Stated exercise: Skip the pictures and repeat each line of the data exactly.

Entries shown:
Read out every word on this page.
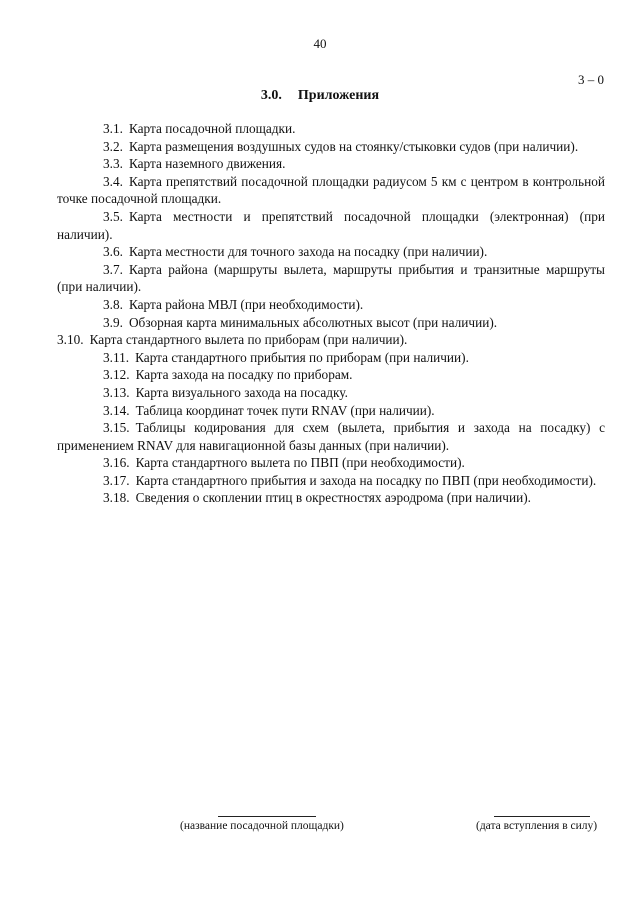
40
3 – 0
3.0. Приложения

3.1. Карта посадочной площадки.

3.2. Карта размещения воздушных судов на стоянку/стыковки судов (при наличии).

3.3. Карта наземного движения.

3.4. Карта препятствий посадочной площадки радиусом 5 км с центром в контрольной точке посадочной площадки.

3.5. Карта местности и препятствий посадочной площадки (электронная) (при наличии).

3.6. Карта местности для точного захода на посадку (при наличии).

3.7. Карта района (маршруты вылета, маршруты прибытия и транзитные маршруты (при наличии).

3.8. Карта района МВЛ (при необходимости).

3.9. Обзорная карта минимальных абсолютных высот (при наличии).

3.10. Карта стандартного вылета по приборам (при наличии).

3.11. Карта стандартного прибытия по приборам (при наличии).

3.12. Карта захода на посадку по приборам.

3.13. Карта визуального захода на посадку.

3.14. Таблица координат точек пути RNAV (при наличии).

3.15. Таблицы кодирования для схем (вылета, прибытия и захода на посадку) с применением RNAV для навигационной базы данных (при наличии).

3.16. Карта стандартного вылета по ПВП (при необходимости).

3.17. Карта стандартного прибытия и захода на посадку по ПВП (при необходимости).

3.18. Сведения о скоплении птиц в окрестностях аэродрома (при наличии).

(название посадочной площадки)	(дата вступления в силу)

Response to the exercise:
Read out every word on this page.
40
3 – 0
3.0. Приложения

3.1. Карта посадочной площадки.

3.2. Карта размещения воздушных судов на стоянку/стыковки судов (при наличии).

3.3. Карта наземного движения.

3.4. Карта препятствий посадочной площадки радиусом 5 км с центром в контрольной точке посадочной площадки.

3.5. Карта местности и препятствий посадочной площадки (электронная) (при наличии).

3.6. Карта местности для точного захода на посадку (при наличии).

3.7. Карта района (маршруты вылета, маршруты прибытия и транзитные маршруты (при наличии).

3.8. Карта района МВЛ (при необходимости).

3.9. Обзорная карта минимальных абсолютных высот (при наличии).

3.10. Карта стандартного вылета по приборам (при наличии).

3.11. Карта стандартного прибытия по приборам (при наличии).

3.12. Карта захода на посадку по приборам.

3.13. Карта визуального захода на посадку.

3.14. Таблица координат точек пути RNAV (при наличии).

3.15. Таблицы кодирования для схем (вылета, прибытия и захода на посадку) с применением RNAV для навигационной базы данных (при наличии).

3.16. Карта стандартного вылета по ПВП (при необходимости).

3.17. Карта стандартного прибытия и захода на посадку по ПВП (при необходимости).

3.18. Сведения о скоплении птиц в окрестностях аэродрома (при наличии).

(название посадочной площадки)	(дата вступления в силу)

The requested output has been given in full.